» STORED ROWS
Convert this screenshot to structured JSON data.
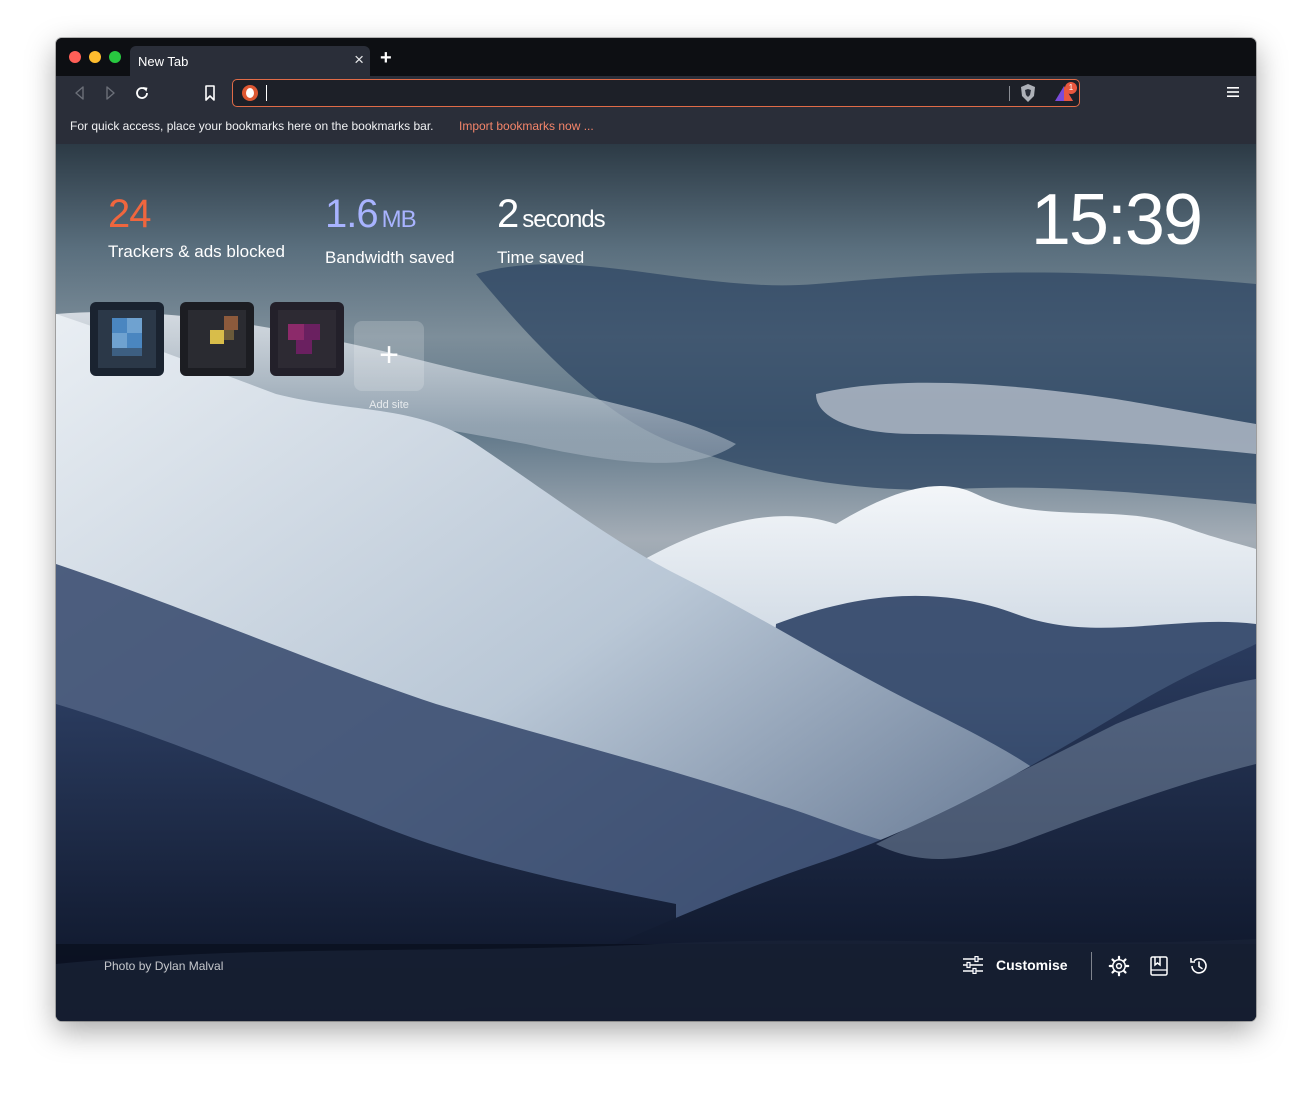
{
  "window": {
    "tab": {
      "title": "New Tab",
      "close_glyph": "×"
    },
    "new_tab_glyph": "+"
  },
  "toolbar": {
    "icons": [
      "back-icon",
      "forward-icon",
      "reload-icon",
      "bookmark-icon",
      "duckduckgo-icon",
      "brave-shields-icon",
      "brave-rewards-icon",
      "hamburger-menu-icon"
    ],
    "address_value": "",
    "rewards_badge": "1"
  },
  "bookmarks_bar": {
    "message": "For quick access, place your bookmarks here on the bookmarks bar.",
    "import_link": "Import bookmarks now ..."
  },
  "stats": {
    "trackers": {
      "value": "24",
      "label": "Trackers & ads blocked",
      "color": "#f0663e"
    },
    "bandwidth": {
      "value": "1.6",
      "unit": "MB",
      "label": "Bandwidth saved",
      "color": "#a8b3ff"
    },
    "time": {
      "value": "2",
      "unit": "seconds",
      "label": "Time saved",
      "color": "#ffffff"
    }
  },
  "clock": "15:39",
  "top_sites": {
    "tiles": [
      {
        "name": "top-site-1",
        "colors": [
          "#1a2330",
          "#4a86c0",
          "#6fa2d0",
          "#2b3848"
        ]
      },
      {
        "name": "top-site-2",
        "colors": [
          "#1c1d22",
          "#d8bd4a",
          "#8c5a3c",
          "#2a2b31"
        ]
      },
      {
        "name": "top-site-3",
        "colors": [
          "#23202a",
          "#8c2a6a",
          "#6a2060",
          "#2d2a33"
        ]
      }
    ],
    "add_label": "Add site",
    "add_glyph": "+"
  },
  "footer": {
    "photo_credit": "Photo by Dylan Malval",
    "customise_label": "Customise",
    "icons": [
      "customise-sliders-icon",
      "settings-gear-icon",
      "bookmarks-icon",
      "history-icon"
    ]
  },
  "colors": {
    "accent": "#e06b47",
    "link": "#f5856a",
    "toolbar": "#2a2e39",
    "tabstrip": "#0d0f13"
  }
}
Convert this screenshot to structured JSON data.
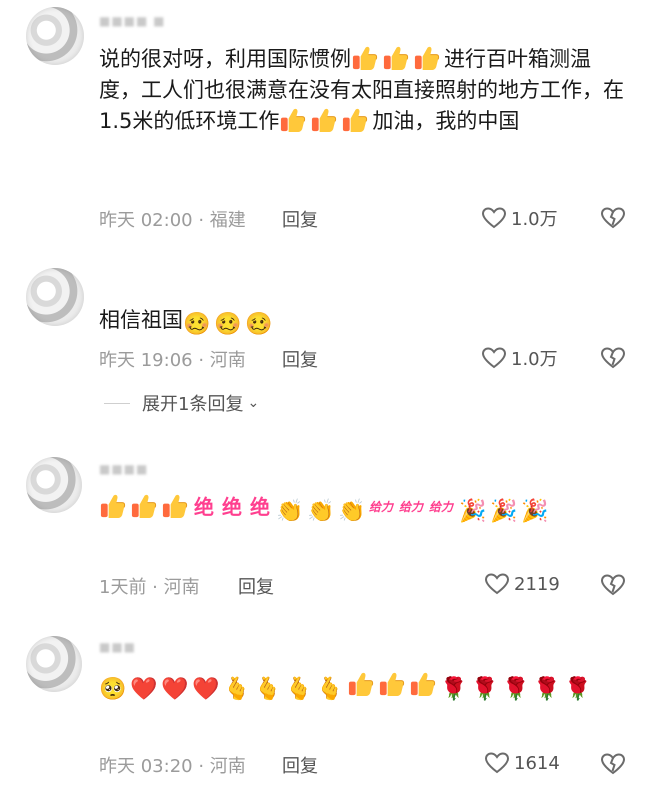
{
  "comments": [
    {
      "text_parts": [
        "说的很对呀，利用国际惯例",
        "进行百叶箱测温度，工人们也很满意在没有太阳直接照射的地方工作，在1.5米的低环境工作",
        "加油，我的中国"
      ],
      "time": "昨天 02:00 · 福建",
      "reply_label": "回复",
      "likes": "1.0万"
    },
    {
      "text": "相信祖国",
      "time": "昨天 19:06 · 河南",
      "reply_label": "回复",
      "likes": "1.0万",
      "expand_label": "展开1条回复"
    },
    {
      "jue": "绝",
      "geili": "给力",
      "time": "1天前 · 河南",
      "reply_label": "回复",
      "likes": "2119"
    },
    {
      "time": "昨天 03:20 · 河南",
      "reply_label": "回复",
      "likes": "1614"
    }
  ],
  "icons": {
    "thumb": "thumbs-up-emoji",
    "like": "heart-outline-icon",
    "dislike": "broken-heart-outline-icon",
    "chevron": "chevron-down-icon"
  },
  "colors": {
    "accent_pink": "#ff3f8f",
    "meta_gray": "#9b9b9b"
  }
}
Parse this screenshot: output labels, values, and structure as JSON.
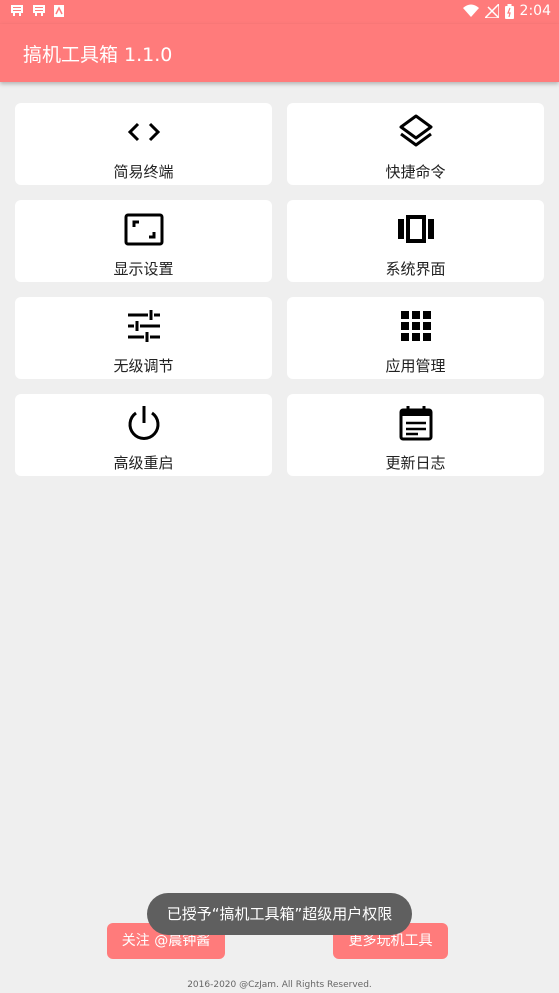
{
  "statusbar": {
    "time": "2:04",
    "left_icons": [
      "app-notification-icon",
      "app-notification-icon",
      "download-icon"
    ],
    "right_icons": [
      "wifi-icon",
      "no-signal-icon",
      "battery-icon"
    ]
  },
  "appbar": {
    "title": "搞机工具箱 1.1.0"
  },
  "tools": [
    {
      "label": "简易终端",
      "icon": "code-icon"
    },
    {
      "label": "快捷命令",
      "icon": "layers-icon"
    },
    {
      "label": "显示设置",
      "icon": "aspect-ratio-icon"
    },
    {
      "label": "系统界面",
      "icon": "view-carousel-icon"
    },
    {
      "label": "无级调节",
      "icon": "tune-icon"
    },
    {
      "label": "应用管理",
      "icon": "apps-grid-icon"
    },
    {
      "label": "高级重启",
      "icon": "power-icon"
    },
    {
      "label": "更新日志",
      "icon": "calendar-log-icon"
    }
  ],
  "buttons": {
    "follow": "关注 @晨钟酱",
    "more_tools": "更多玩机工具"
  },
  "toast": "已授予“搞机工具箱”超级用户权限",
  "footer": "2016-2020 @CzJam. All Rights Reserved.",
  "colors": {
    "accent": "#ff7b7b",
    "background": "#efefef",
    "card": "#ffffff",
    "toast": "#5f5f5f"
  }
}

» WHAT IS NEEDED
Copy all lines from the listing that contain "footer".

» FULL OUTPUT
  "footer": {
  "footer": "2016-2020 @CzJam. All Rights Reserved.",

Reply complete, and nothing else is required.